:: Aim of the exercise ::
Return all lines that include the string "года".
## Begin
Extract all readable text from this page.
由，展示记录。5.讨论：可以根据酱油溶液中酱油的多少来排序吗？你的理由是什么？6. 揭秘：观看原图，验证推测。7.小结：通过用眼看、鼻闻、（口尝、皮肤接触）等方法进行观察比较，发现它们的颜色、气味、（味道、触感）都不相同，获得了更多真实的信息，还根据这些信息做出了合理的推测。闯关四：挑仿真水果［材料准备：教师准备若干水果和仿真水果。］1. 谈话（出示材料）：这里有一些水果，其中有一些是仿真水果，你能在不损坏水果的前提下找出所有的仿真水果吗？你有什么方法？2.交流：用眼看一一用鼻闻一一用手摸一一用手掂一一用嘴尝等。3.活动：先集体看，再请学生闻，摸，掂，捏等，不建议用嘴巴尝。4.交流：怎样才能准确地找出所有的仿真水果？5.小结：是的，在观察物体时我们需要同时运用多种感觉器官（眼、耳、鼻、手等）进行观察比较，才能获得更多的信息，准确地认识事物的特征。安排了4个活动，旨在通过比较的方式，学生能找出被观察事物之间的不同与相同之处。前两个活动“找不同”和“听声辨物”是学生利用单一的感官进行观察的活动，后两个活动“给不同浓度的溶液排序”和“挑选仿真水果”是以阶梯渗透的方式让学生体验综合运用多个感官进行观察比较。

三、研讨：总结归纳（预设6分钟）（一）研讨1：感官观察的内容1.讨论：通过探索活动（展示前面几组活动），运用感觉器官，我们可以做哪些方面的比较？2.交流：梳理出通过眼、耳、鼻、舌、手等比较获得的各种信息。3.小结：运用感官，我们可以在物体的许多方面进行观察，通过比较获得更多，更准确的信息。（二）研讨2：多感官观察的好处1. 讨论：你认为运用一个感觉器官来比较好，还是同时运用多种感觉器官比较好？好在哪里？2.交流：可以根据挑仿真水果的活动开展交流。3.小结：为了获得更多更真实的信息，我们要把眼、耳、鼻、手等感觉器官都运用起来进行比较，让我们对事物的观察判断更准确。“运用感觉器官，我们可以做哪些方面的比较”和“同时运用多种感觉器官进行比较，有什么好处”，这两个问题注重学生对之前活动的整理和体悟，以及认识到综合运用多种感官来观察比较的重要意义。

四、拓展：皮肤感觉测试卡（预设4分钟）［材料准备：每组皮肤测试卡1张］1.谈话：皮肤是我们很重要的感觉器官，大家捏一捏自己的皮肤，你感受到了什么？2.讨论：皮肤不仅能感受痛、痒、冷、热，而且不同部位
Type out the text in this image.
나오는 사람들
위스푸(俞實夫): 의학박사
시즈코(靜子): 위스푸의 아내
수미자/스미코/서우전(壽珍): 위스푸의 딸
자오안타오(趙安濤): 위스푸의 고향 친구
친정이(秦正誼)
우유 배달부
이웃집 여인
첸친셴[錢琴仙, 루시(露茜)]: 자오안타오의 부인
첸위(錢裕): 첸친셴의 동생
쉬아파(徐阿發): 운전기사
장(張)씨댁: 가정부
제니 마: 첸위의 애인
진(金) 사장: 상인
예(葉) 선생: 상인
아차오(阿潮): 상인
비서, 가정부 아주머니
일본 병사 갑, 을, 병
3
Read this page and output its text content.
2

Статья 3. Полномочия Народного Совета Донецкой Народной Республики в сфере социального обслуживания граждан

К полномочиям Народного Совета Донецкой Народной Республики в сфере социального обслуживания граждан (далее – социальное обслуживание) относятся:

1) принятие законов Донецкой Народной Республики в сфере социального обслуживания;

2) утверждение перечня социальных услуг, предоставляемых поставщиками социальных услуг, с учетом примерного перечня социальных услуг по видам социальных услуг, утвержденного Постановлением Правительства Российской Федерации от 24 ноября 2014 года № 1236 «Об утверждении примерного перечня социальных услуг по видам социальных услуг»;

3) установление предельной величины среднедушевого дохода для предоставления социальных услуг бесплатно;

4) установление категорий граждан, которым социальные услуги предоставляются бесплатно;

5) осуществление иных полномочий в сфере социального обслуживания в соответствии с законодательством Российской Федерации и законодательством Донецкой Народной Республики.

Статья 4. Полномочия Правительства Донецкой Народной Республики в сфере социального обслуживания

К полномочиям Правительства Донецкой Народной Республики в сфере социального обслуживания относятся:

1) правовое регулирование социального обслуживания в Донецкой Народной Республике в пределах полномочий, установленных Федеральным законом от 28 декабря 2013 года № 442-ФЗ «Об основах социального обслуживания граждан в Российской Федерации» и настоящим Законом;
## End
:: Worked answer ::
2) утверждение перечня социальных услуг, предоставляемых поставщиками социальных услуг, с учетом примерного перечня социальных услуг по видам социальных услуг, утвержденного Постановлением Правительства Российской Федерации от 24 ноября 2014 года № 1236 «Об утверждении примерного перечня социальных услуг по видам социальных услуг»;
1) правовое регулирование социального обслуживания в Донецкой Народной Республике в пределах полномочий, установленных Федеральным законом от 28 декабря 2013 года № 442-ФЗ «Об основах социального обслуживания граждан в Российской Федерации» и настоящим Законом;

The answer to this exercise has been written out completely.